▶ **Objective**
From the entries below, list each line with "title".
####
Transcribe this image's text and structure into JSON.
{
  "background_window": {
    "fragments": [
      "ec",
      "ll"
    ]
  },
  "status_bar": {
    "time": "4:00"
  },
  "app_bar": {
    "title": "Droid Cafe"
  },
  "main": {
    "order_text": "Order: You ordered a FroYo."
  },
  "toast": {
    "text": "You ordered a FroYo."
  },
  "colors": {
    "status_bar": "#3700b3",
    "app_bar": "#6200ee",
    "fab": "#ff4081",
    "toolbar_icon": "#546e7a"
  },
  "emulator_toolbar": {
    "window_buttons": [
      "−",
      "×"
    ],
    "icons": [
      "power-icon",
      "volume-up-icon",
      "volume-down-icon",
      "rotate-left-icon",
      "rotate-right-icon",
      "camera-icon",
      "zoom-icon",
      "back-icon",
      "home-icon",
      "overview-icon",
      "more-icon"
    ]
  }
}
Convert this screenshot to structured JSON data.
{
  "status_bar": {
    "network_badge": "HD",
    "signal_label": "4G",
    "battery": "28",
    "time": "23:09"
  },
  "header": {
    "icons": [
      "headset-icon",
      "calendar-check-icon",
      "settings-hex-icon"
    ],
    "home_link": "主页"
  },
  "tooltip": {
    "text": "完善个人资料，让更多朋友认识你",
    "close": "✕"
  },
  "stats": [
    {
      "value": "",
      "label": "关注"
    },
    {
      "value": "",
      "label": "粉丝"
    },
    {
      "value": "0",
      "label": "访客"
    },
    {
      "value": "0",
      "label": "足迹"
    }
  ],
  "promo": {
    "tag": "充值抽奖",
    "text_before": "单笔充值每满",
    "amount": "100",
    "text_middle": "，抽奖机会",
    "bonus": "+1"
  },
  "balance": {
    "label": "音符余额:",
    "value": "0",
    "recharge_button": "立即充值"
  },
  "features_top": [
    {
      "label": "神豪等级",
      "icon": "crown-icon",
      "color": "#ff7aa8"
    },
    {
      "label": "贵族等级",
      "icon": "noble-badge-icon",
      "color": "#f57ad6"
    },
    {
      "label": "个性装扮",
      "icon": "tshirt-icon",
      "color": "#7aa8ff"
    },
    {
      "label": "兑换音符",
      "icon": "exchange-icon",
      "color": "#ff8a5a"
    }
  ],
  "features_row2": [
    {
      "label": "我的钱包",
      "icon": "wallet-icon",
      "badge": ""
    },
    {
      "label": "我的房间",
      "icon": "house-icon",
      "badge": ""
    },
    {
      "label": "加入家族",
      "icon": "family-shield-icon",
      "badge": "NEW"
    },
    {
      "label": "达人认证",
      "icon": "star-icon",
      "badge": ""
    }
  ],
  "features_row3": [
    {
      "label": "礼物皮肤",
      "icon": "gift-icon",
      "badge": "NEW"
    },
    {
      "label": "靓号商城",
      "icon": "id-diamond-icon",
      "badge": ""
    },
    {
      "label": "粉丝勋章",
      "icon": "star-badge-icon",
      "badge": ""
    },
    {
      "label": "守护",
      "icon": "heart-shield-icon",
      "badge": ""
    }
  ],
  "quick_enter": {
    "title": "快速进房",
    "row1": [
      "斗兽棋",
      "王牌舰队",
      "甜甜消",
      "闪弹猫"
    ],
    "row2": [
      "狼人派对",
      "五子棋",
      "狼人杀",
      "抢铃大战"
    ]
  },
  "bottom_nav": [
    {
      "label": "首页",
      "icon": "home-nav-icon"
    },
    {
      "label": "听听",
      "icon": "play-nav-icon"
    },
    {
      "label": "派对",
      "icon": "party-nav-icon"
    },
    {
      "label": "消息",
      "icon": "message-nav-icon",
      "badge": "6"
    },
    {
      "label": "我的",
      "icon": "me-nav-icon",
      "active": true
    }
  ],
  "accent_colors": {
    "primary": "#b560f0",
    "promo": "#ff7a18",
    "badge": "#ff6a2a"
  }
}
####
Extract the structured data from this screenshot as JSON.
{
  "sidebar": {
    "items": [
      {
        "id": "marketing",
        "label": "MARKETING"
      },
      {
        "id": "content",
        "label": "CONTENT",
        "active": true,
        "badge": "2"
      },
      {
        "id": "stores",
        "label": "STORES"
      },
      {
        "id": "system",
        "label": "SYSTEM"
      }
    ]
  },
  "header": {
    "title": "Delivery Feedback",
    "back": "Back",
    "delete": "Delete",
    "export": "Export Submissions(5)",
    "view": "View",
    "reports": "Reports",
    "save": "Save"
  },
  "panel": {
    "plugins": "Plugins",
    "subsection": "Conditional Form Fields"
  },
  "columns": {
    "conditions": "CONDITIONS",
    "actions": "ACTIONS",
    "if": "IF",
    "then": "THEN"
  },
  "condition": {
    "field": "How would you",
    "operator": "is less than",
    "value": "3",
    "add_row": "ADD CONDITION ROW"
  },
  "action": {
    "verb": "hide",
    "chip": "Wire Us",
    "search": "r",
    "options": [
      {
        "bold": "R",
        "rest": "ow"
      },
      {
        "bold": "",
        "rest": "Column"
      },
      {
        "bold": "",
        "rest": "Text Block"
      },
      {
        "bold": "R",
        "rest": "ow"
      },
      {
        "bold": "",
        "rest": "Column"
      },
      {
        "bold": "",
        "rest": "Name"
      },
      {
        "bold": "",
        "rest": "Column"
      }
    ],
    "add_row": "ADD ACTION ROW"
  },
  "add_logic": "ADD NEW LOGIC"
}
####
▶ **Answer for the task**
    "title": "Droid Cafe"
    "title": "快速进房",
    "title": "Delivery Feedback",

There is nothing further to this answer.